--- INSTRUCCIONES DE TRABAJO ---
1 > Explique, en una a tres oraciones y según el fragmento, qué efecto tienen el "sonambulismo agresivo" y la tendencia al donjuanismo en la presentación de Hernán Cortés.
2 > Según el fragmento, ¿en qué año escribió Francisco Ruiz de León La Hernandía?

*** FRAGMENTO

La Hernandía, epopeya hispano azteca por Ramiro Lagos
La Hispanidad, en cuyo concepto primigenio navegan las carabelas de Colón, enarbola sus estandartes en las dos Américas, para abrir las páginas históricas de su epopeya.
La Hernandía, poema heroico de Francisco Ruiz de León, escrito en 1755, testimonia los triunfos de la fe y la gloria de las armas españolas con las proezas de Hernán Cortés. La exaltación del héroe en sus más selectas apologías se dimensiona en ensayos y crónicas que recoge el erudito escritor mexicano Fredo Arias de la Canal, responsable de la nueva edición de La Hernandía, tomada de su edición facsimilar:
Toda una avenida de ditirambos con arcos triunfales de su historia, se le abren al héroe hispano, y con él, a las Españas y a su Emperador Carlos V. Nuevo Cid, paladín de la cristianización mexicana, Adelantado de los valores hispánicos, intrépido capitán y un sin número de epítetos resuenan en La Hernandía, donde se agiganta en bronce la efigie del aguerrido héroe y se afirma su pedestal con referencias a sus épicas hazañas.
Fredo Arias de la Canal, portavoz del Frente de Afirmación Hispanista, lo psicoanaliza en sus ensayos proemiales, presentándolo como Don Quijote, con tendencia al masoquismo de la flagelación “como acto edificativo para disciplinar a los indios en la doctrina católica” según mural del siglo XVI.
Este aspecto, unido a su “sonambulismo agresivo”, señalado por el erudito mexicano, y su tendencia al donjuanismo, contribuye a presentar al héroe como un personaje de la realidad, manteniendo la equidistancia entre la veracidad y la leyenda. Así, este buscador de aventuras, libertador y libertario, de gesto mágico, radiografiado así, o como se le mire, entre defectos y virtudes, se impone reciamente, según Arias de la Canal, no sólo como héroe para la Hispanidad sino como un personaje universal, comparable con figuras cúspides a nivel historiográfico como lo fueron “Marduk, Horus, Perseo, Hércules, Lenin”. Ante ellos como proemio, veámoslo cantando en sus épicos pasos por el Píndaro de la época, Francisco Ruiz de León, en cuya Hernandía se hace heraldo de la epopeya de la Hispanidad. Largo poema testimonial escrito en octavas reales, La Hernandía en el ultramar se le podría cotejar con La Araucana de Ercilla. Clarín de la insurgencia mexicana, voz neo-clásica de la poesía novomundana, nuevo Apolo mestizo, a decir del ditirambo epocal, llámasele a este juglar, gloria del Siglo de Oro, comparándolo con Lope de Vega, acaso, el de La Dragontea.

******
*** DATOS PROPORCIONADOS

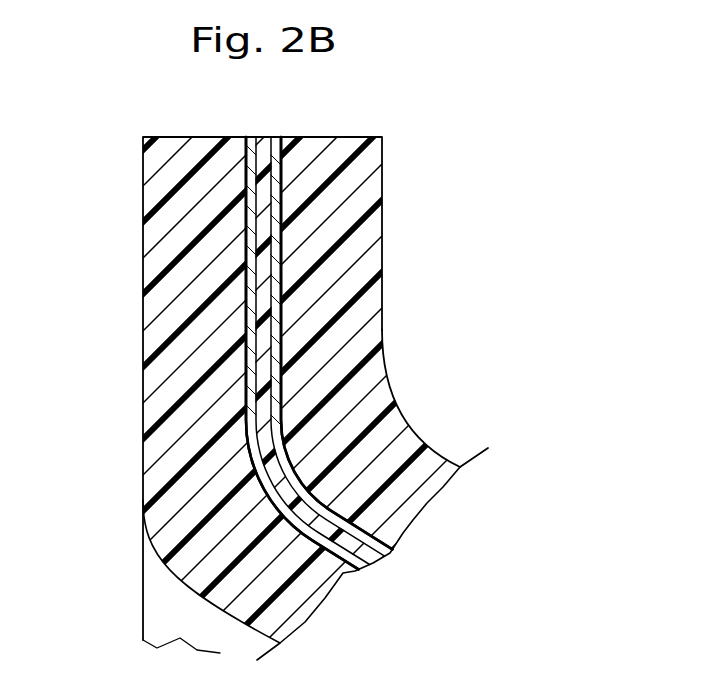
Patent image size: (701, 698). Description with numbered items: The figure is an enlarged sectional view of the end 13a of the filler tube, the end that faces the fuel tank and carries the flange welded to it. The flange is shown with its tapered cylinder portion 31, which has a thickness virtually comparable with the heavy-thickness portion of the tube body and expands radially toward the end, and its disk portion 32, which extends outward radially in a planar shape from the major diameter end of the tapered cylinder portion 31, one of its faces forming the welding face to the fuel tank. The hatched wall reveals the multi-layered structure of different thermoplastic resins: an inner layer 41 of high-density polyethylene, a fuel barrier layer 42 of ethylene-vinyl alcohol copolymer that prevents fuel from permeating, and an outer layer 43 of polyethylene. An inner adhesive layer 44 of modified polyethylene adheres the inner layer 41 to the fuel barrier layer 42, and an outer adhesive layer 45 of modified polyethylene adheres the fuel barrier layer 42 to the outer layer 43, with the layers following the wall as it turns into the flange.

The inner layer 41 is at (143, 173).
The inner adhesive layer 44 is at (253, 237).
The fuel barrier layer 42 is at (260, 288).
The outer adhesive layer 45 is at (277, 342).
The outer layer 43 is at (310, 397).
The disk portion 32 is at (390, 180).
The tapered cylinder portion 31 is at (460, 462).
The end of the filler tube 13a is at (497, 249).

******

--- SOLUCIONES ---
1 > Junto con su tendencia al masoquismo de la flagelación, estos rasgos contribuyen a presentar al héroe como un personaje de la realidad. Así se mantiene la equidistancia entre la veracidad y la leyenda.

2 > En 1755.